-- BEGIN Task data --

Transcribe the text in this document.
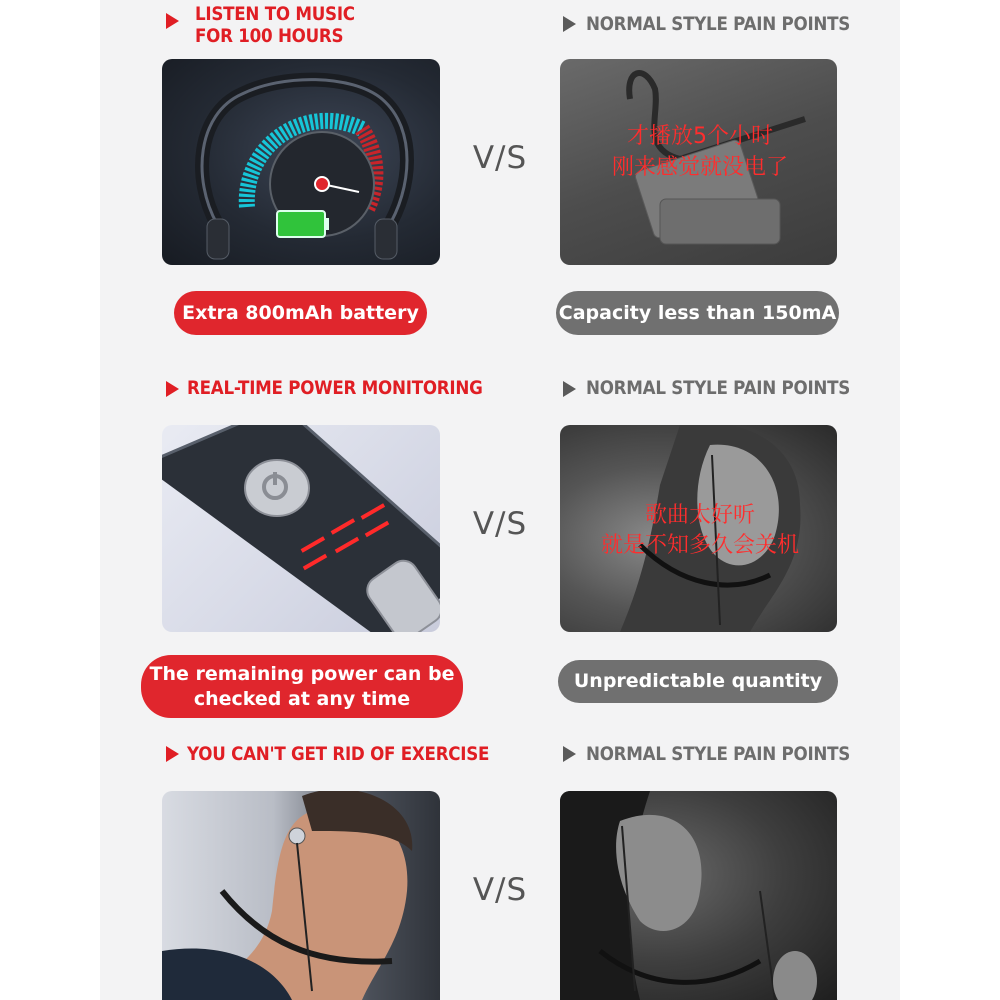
LISTEN TO MUSIC
FOR 100 HOURS
NORMAL STYLE PAIN POINTS
V/S
才播放5个小时
刚来感觉就没电了
Extra 800mAh battery	Capacity less than 150mA
REAL-TIME POWER MONITORING	NORMAL STYLE PAIN POINTS
V/S	歌曲太好听
就是不知多久会关机
The remaining power can be
checked at any time
Unpredictable quantity
YOU CAN'T GET RID OF EXERCISE	NORMAL STYLE PAIN POINTS
V/S
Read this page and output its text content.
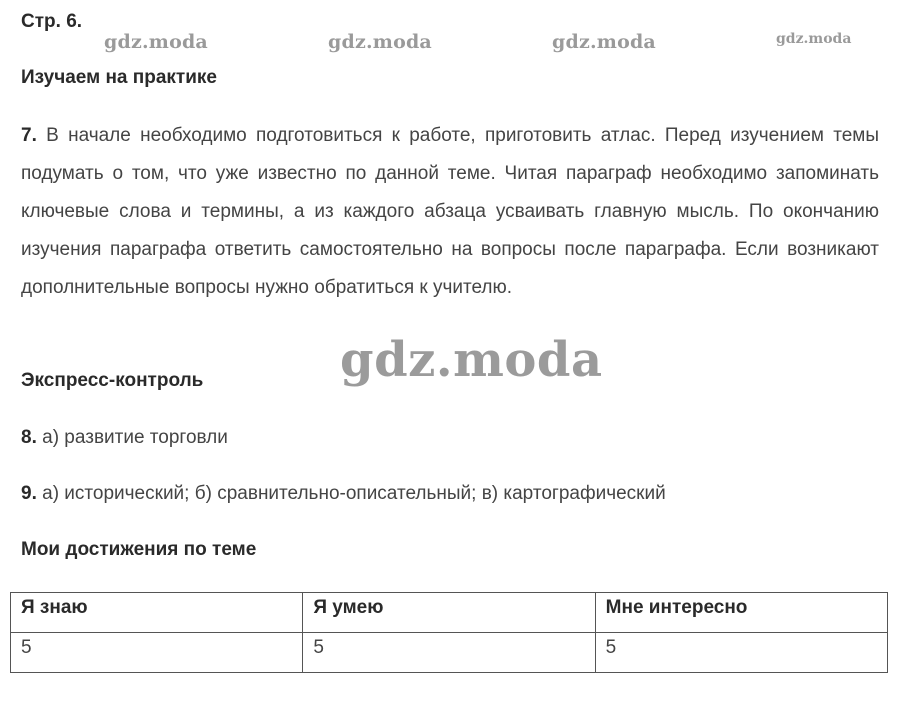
Стр. 6.
gdz.moda	gdz.moda	gdz.moda	gdz.moda
Изучаем на практике
7. В начале необходимо подготовиться к работе, приготовить атлас. Перед изучением темы подумать о том, что уже известно по данной теме. Читая параграф необходимо запоминать ключевые слова и термины, а из каждого абзаца усваивать главную мысль. По окончанию изучения параграфа ответить самостоятельно на вопросы после параграфа. Если возникают дополнительные вопросы нужно обратиться к учителю.
gdz.moda
Экспресс-контроль
8. а) развитие торговли
9. а) исторический; б) сравнительно-описательный; в) картографический
Мои достижения по теме
Я знаю	Я умею	Мне интересно
5	5	5
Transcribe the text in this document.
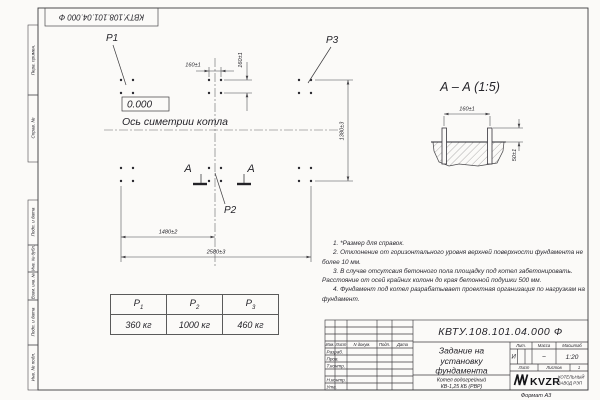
Перв. примен.
Справ. №
Подп. и дата
Инв. № дубл.
Взам. инв. №
Подп. и дата
Инв. № подл.
КВТУ.108.101.04.000 Ф
P1	P3
P2
0.000
Ось симетрии котла
160±1	160±1
1380±3
1480±2
2580±3
А	А
А – А (1:5)
160±1
50±1
КВТУ.108.101.04.000 Ф
Изм. Лист N докум. Подп. Дата
Разраб.
Пров.
Т.контр.
Н.контр.
Утв.
Задание на
установку
фундамента
Котел водогрейный
КВ-1,25 КБ (РВР)
Лит.	Масса	Масштаб
И	–	1:20
Лист	Листов	1
KVZR
КОТЕЛЬНЫЙ
ЗАВОД РЭП
Формат А3

1. *Размер для справок.

2. Отклонение от горизонтального уровня верхней поверхности фундамента не более 10 мм.

3. В случае отсутсвия бетонного пола площадку под котел забетонировать. Расстояние от осей крайних колонн до края бетонной подушки 500 мм.

4. Фундамент под котел разрабатывает проектная организация по нагрузкам на фундамент.

$P_1$	$P_2$	$P_3$
360 кг	1000 кг	460 кг
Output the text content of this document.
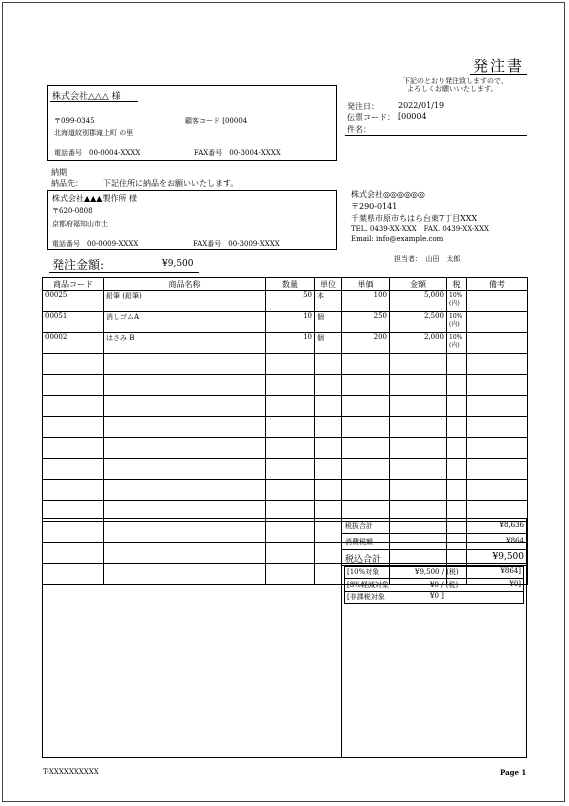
発注書
下記のとおり発注致しますので、
よろしくお願いいたします。
株式会社△△△ 様
〒099-0345	顧客コード [00004
北海道紋別郡滝上町 の里
電話番号　00-0004-XXXX	FAX番号　00-3004-XXXX
発注日： 2022/01/19
伝票コード： [00004
件名：
納期
納品先：	下記住所に納品をお願いいたします。
株式会社▲▲▲製作所 様
〒620-0808
京都府福知山市土
電話番号　00-0009-XXXX	FAX番号　00-3009-XXXX
株式会社◎◎◎◎◎◎
〒290-0141
千葉県市原市ちはら台東7丁目XXX
TEL. 0439-XX-XXX　FAX. 0439-XX-XXX
Email: info@example.com
担当者：　山田　太郎
発注金額:	¥9,500
商品コード	商品名称	数量	単位	単価	金額	税	備考
00025	鉛筆 (鉛筆)	50	本	100	5,000	10%
(内)	
00051	消しゴムA	10	個	250	2,500	10%
(内)	
00002	はさみ B	10	個	200	2,000	10%
(内)	

税抜合計	¥8,636
消費税額	¥864
税込合計	¥9,500
[10%対象	¥9,500 / (税)	¥864]
[8%軽減対象	¥0 / (税)	¥0]
[非課税対象	¥0 ]
T-XXXXXXXXXX	Page 1
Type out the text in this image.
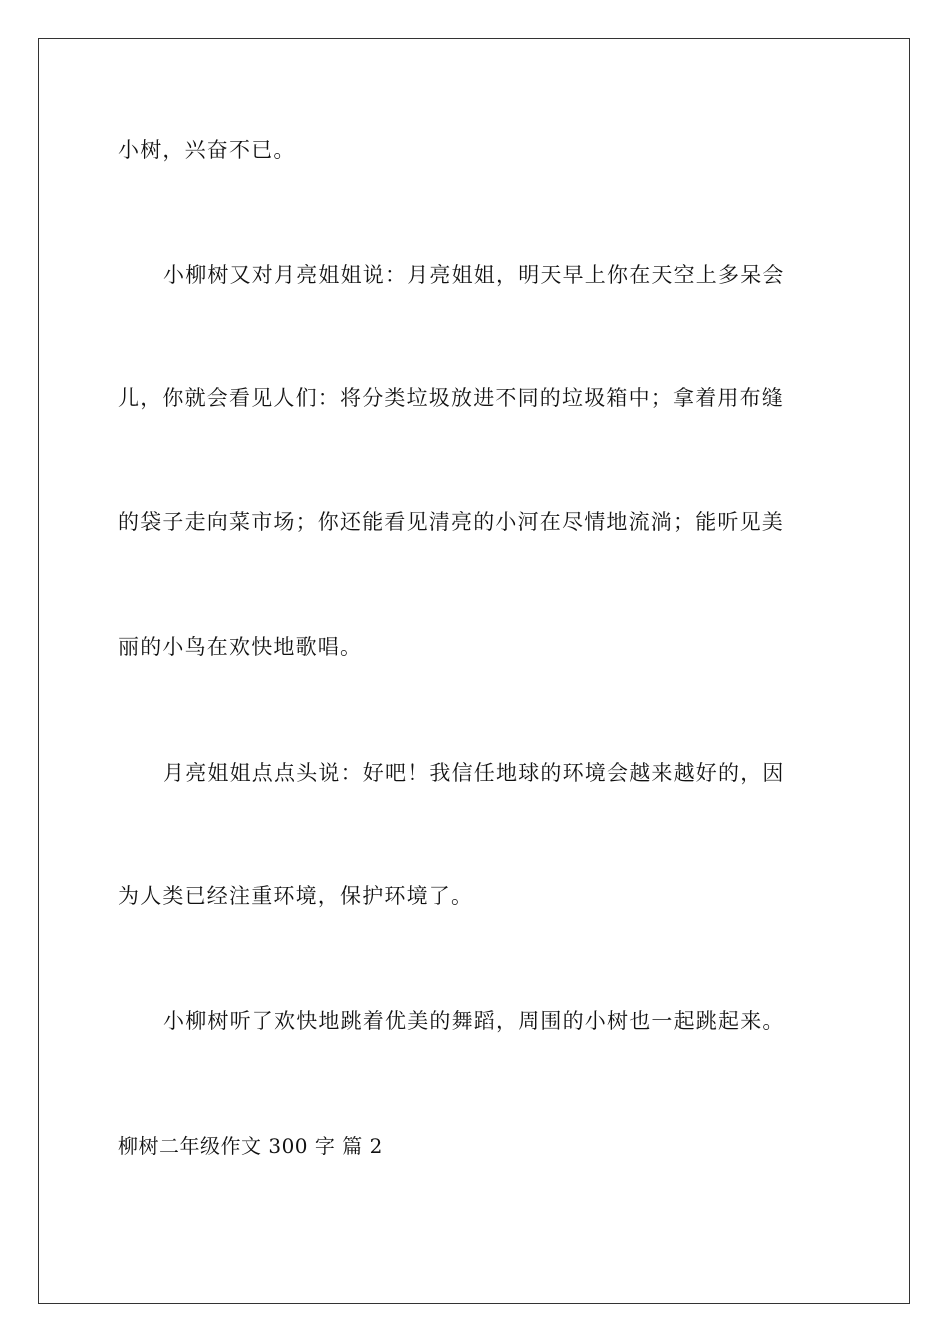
小树，兴奋不已。
小柳树又对月亮姐姐说：月亮姐姐，明天早上你在天空上多呆会
儿，你就会看见人们：将分类垃圾放进不同的垃圾箱中；拿着用布缝
的袋子走向菜市场；你还能看见清亮的小河在尽情地流淌；能听见美
丽的小鸟在欢快地歌唱。
月亮姐姐点点头说：好吧！我信任地球的环境会越来越好的，因
为人类已经注重环境，保护环境了。
小柳树听了欢快地跳着优美的舞蹈，周围的小树也一起跳起来。
柳树二年级作文 300 字 篇 2
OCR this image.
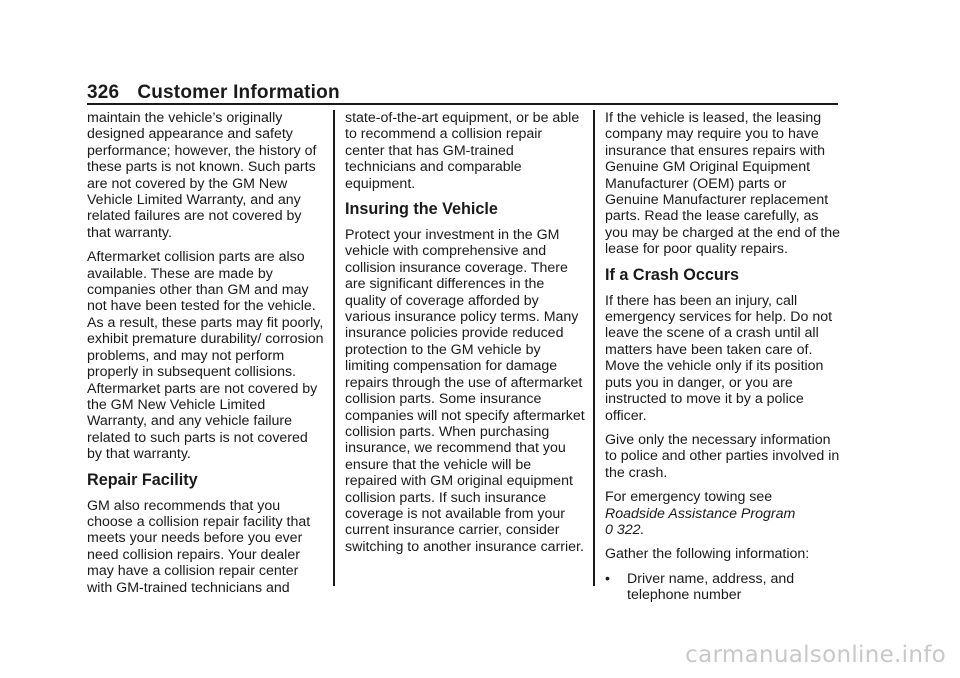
326 Customer Information

maintain the vehicle’s originally designed appearance and safety performance; however, the history of these parts is not known. Such parts are not covered by the GM New Vehicle Limited Warranty, and any related failures are not covered by that warranty.

Aftermarket collision parts are also available. These are made by companies other than GM and may not have been tested for the vehicle. As a result, these parts may fit poorly, exhibit premature durability/ corrosion problems, and may not perform properly in subsequent collisions. Aftermarket parts are not covered by the GM New Vehicle Limited Warranty, and any vehicle failure related to such parts is not covered by that warranty.

Repair Facility

GM also recommends that you choose a collision repair facility that meets your needs before you ever need collision repairs. Your dealer may have a collision repair center with GM-trained technicians and

state-of-the-art equipment, or be able to recommend a collision repair center that has GM-trained technicians and comparable equipment.

Insuring the Vehicle

Protect your investment in the GM vehicle with comprehensive and collision insurance coverage. There are significant differences in the quality of coverage afforded by various insurance policy terms. Many insurance policies provide reduced protection to the GM vehicle by limiting compensation for damage repairs through the use of aftermarket collision parts. Some insurance companies will not specify aftermarket collision parts. When purchasing insurance, we recommend that you ensure that the vehicle will be repaired with GM original equipment collision parts. If such insurance coverage is not available from your current insurance carrier, consider switching to another insurance carrier.

If the vehicle is leased, the leasing company may require you to have insurance that ensures repairs with Genuine GM Original Equipment Manufacturer (OEM) parts or Genuine Manufacturer replacement parts. Read the lease carefully, as you may be charged at the end of the lease for poor quality repairs.

If a Crash Occurs

If there has been an injury, call emergency services for help. Do not leave the scene of a crash until all matters have been taken care of. Move the vehicle only if its position puts you in danger, or you are instructed to move it by a police officer.

Give only the necessary information to police and other parties involved in the crash.

For emergency towing see
Roadside Assistance Program
0 322.

Gather the following information:

•	Driver name, address, and telephone number
carmanualsonline.info
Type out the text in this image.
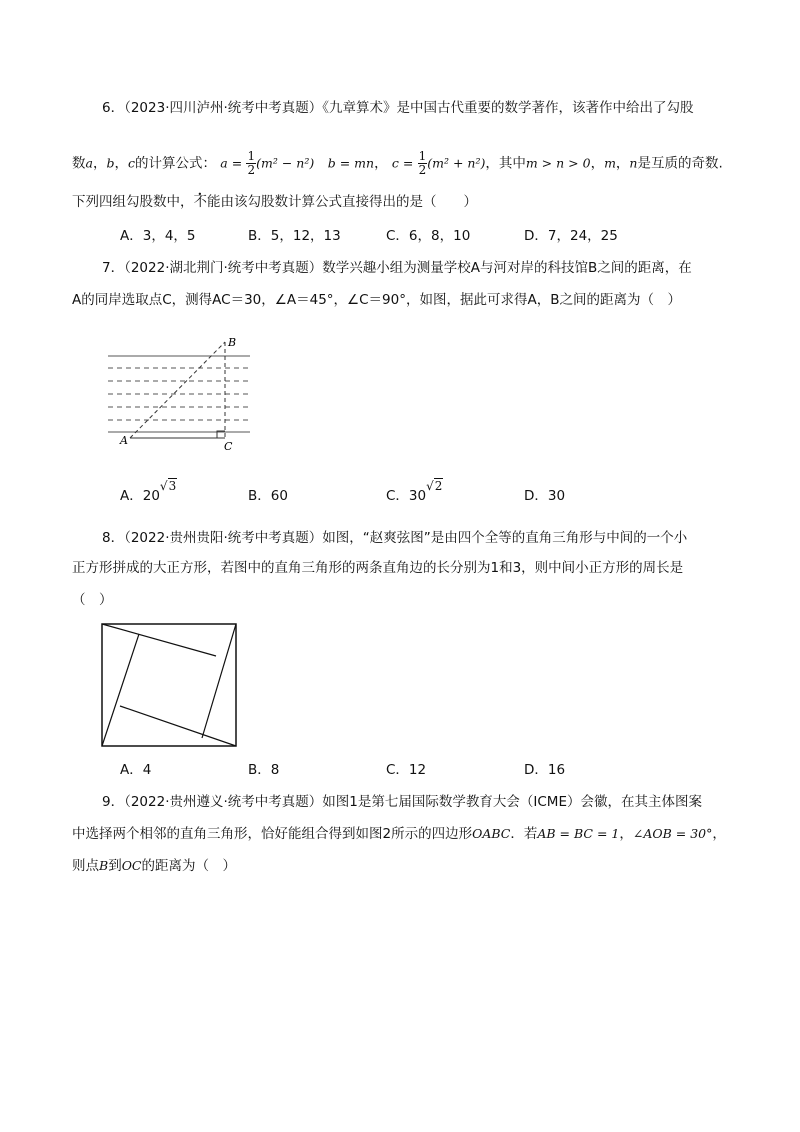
6．（2023·四川泸州·统考中考真题）《九章算术》是中国古代重要的数学著作，该著作中给出了勾股
数a，b，c的计算公式： $a = \frac{1}{2} (m^2 - n^2)$　 b = mn， $c = \frac{1}{2} (m^2 + n^2)$，其中m > n > 0，m，n是互质的奇数.
下列四组勾股数中，不能由该勾股数计算公式直接得出的是（　　）
A．3，4，5	B．5，12，13	C．6，8，10	D．7，24，25
7．（2022·湖北荆门·统考中考真题）数学兴趣小组为测量学校A与河对岸的科技馆B之间的距离，在
A的同岸选取点C，测得AC＝30，∠A＝45°，∠C＝90°，如图，据此可求得A，B之间的距离为（　）
A
B
C
A．20√3
B．60	C．30√2
D．30
8．（2022·贵州贵阳·统考中考真题）如图，“赵爽弦图”是由四个全等的直角三角形与中间的一个小
正方形拼成的大正方形，若图中的直角三角形的两条直角边的长分别为1和3，则中间小正方形的周长是
（　）
A．4	B．8	C．12	D．16
9．（2022·贵州遵义·统考中考真题）如图1是第七届国际数学教育大会（ICME）会徽，在其主体图案
中选择两个相邻的直角三角形，恰好能组合得到如图2所示的四边形OABC．若AB = BC = 1，∠AOB = 30°，
则点B到OC的距离为（　）
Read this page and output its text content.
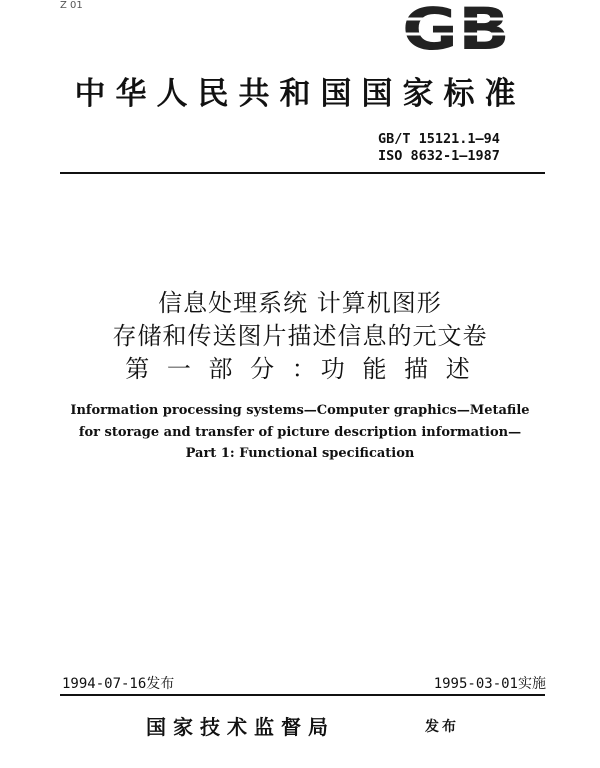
Z 01	GB
中华人民共和国国家标准
GB/T 15121.1—94
ISO 8632-1—1987
信息处理系统 计算机图形
存储和传送图片描述信息的元文卷
第 一 部 分 ：功 能 描 述
Information processing systems—Computer graphics—Metafile
for storage and transfer of picture description information—
Part 1: Functional specification
1994-07-16发布	1995-03-01实施
国家技术监督局	发布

-- END Task data --

*What the exercise asks*: Gather every line from the listing above in which "PAIN" appears, and copy those lines.

*Output of the task*:
NORMAL STYLE PAIN POINTS
REAL-TIME POWER MONITORING	NORMAL STYLE PAIN POINTS
YOU CAN'T GET RID OF EXERCISE	NORMAL STYLE PAIN POINTS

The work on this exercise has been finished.